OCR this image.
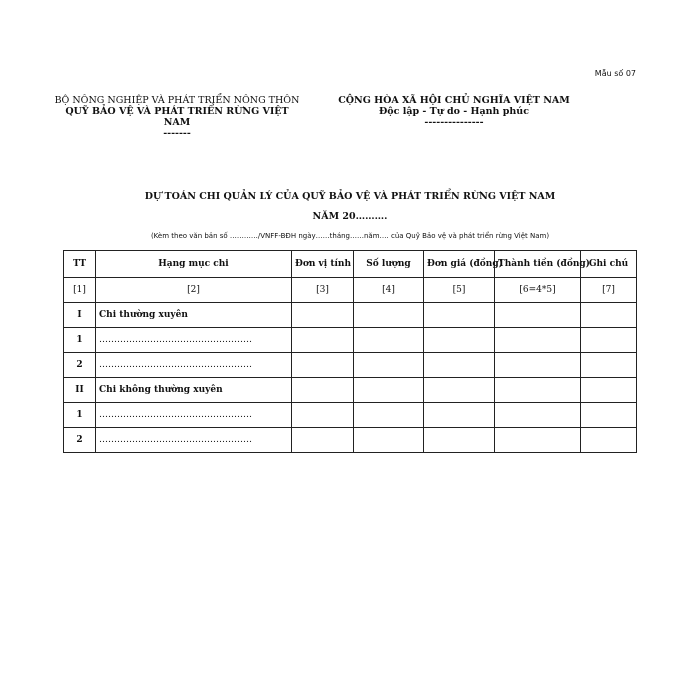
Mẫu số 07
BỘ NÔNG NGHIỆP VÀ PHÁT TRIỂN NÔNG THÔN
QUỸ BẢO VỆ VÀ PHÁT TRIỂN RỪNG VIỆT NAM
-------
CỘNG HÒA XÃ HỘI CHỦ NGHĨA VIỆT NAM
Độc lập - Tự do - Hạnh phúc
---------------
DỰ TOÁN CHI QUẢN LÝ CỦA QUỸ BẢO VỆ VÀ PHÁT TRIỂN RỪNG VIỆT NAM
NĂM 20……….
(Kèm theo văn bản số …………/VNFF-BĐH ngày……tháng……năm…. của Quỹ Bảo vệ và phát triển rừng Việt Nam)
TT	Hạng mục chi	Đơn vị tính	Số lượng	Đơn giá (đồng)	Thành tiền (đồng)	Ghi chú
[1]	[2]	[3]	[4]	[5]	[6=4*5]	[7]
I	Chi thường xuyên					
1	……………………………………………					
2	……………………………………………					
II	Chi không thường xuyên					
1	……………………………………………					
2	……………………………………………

---

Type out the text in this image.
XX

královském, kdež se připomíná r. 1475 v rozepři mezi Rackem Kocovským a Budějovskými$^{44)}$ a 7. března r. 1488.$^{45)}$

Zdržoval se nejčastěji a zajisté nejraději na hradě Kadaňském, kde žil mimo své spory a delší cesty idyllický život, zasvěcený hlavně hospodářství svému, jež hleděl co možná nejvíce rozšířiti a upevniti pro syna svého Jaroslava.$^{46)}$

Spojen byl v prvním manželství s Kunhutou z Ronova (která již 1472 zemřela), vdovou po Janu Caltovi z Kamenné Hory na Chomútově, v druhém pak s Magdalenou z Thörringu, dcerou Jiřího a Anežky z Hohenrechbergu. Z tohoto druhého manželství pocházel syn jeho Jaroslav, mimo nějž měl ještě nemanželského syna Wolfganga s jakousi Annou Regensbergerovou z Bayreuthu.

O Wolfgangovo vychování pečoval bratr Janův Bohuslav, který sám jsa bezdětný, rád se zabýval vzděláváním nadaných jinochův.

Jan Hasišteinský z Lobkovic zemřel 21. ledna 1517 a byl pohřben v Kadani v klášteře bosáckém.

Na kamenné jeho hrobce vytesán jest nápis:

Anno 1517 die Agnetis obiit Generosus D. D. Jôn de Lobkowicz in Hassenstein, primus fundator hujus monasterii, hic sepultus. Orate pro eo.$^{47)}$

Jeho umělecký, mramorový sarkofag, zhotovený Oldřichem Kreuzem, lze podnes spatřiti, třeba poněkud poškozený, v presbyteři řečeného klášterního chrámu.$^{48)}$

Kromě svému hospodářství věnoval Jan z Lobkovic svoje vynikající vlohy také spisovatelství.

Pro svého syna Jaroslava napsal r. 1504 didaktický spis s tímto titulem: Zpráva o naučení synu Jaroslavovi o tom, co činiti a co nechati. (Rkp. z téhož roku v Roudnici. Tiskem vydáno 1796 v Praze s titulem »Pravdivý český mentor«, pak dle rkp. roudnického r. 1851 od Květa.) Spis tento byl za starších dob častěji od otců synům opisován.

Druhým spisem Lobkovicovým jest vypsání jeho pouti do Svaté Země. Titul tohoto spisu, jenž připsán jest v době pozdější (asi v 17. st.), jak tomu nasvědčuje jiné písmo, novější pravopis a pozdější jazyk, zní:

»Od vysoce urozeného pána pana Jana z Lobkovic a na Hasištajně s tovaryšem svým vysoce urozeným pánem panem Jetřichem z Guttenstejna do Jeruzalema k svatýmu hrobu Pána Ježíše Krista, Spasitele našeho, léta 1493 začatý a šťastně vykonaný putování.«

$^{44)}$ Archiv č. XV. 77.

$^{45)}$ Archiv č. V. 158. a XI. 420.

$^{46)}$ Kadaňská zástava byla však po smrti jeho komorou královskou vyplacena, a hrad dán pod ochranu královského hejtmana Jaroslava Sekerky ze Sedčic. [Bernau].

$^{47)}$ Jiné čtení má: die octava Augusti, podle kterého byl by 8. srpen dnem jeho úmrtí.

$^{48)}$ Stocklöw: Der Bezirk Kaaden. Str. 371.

# Task instructions
Read the entries and pick out all lines that include the word "svému".

# Solution to the exercise
Zdržoval se nejčastěji a zajisté nejraději na hradě Kadaňském, kde žil mimo své spory a delší cesty idyllický život, zasvěcený hlavně hospodářství svému, jež hleděl co možná nejvíce rozšířiti a upevniti pro syna svého Jaroslava.$^{46)}$
Kromě svému hospodářství věnoval Jan z Lobkovic svoje vynikající vlohy také spisovatelství.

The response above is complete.